GIVEN TASK:
Using the listing below, give the number of lines where "файлу" appears, and nothing else.

RECORDS:
○ ○ ○ ○ ○
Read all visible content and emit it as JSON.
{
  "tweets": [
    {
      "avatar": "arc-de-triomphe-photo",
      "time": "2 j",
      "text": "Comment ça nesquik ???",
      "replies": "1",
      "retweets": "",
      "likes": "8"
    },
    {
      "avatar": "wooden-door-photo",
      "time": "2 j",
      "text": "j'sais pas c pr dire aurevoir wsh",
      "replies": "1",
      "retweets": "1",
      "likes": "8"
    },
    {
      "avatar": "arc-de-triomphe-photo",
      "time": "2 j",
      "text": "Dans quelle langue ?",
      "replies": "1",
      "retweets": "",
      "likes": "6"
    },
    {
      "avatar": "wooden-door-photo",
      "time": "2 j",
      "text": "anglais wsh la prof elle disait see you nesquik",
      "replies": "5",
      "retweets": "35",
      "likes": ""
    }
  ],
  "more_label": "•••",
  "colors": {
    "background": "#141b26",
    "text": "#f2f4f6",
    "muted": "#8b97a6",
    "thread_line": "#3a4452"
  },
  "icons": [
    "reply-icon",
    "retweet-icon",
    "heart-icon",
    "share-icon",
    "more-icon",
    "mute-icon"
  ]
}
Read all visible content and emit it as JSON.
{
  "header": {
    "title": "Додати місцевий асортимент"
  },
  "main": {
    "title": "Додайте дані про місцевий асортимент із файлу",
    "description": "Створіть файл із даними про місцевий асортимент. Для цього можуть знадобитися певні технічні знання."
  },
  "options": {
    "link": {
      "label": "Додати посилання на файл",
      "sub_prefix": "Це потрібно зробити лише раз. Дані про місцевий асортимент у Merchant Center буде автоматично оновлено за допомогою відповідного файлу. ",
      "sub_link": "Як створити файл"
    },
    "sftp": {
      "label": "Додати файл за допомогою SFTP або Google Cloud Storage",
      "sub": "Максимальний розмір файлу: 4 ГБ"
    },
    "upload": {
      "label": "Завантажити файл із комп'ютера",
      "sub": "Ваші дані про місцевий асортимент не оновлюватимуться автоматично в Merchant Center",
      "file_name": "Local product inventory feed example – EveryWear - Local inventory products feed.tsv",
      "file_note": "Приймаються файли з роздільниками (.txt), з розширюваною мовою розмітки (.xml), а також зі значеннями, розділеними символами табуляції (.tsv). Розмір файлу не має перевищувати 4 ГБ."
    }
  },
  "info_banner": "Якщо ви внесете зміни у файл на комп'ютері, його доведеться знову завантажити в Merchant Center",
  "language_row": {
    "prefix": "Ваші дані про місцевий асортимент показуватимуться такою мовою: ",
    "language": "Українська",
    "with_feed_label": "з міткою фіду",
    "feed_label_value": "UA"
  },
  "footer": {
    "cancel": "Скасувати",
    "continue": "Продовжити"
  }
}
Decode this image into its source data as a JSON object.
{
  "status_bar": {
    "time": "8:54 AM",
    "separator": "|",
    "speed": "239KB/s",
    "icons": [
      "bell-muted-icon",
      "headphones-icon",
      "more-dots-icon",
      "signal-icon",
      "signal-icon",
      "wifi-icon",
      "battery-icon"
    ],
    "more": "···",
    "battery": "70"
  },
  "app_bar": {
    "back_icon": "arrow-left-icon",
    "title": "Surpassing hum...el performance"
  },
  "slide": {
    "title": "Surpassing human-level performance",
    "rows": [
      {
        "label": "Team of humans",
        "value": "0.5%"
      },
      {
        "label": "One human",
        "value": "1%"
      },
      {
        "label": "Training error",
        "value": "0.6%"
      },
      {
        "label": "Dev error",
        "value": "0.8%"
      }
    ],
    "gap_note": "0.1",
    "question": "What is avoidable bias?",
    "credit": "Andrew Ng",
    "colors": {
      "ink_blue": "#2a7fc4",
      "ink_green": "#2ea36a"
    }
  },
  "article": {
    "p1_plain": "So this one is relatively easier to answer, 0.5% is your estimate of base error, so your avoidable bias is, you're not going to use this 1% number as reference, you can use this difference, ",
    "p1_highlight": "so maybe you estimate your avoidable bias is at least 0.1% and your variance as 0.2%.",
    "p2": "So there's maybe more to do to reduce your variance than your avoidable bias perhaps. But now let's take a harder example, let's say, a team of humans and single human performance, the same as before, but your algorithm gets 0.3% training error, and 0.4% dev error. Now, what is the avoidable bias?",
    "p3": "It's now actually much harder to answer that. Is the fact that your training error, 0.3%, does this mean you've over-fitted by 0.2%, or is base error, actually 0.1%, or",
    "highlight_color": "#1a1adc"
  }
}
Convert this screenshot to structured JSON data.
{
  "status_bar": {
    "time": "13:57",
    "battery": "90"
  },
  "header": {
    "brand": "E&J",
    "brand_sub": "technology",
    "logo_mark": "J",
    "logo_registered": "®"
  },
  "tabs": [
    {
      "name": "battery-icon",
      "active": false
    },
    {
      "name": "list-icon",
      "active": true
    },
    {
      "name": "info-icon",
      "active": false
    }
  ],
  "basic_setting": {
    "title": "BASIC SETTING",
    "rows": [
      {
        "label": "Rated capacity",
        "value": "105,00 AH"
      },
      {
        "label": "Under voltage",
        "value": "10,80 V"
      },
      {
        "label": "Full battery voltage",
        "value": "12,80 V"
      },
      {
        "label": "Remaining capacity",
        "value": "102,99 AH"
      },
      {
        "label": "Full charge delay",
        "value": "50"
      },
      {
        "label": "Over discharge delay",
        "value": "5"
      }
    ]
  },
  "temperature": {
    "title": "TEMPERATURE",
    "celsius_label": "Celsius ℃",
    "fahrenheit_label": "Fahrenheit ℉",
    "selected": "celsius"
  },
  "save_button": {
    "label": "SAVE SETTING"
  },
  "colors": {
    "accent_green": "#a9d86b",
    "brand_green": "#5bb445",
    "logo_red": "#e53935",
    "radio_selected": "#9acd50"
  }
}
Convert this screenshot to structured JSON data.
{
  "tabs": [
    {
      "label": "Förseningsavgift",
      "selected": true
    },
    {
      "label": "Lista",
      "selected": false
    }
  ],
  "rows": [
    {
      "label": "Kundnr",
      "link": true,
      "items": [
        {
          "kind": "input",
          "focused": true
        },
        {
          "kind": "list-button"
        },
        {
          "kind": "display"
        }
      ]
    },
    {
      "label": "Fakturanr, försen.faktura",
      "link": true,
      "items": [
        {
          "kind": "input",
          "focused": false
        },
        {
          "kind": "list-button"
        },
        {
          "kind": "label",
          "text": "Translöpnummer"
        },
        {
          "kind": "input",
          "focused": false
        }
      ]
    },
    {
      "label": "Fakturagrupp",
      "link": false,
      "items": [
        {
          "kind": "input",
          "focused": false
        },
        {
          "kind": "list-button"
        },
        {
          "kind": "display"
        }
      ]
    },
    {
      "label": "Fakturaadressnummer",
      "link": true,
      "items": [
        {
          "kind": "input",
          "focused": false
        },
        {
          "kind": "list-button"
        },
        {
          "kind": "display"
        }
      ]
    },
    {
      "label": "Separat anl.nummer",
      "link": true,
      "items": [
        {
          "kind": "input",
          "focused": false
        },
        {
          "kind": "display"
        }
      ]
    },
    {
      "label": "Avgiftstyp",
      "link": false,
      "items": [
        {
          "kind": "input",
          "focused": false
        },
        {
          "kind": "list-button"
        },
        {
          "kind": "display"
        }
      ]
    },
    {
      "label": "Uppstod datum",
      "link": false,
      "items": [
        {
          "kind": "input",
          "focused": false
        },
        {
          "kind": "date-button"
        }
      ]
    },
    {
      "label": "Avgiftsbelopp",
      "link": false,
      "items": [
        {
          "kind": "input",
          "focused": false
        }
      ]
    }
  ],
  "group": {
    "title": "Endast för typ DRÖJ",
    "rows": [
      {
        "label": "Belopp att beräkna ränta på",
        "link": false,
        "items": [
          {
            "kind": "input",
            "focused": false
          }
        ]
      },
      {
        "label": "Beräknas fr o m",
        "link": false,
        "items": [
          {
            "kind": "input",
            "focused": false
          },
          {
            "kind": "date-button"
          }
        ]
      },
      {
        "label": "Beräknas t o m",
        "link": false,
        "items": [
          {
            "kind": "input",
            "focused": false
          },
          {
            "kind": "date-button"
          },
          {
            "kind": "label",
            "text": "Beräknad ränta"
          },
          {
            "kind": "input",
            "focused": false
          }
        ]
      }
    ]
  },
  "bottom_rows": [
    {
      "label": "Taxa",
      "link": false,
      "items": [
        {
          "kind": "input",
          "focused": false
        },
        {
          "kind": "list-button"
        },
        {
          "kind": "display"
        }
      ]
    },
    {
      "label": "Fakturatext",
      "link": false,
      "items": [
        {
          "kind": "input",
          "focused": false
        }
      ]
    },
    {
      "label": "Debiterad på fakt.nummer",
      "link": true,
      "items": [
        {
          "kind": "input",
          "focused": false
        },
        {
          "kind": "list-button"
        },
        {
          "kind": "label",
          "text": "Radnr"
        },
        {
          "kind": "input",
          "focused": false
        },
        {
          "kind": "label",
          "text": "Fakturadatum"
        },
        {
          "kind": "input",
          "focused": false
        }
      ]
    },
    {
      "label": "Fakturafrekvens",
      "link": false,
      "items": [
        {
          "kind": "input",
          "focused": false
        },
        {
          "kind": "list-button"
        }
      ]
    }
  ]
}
○ ○ ○ ○ ○
ANSWER IN FULL:
4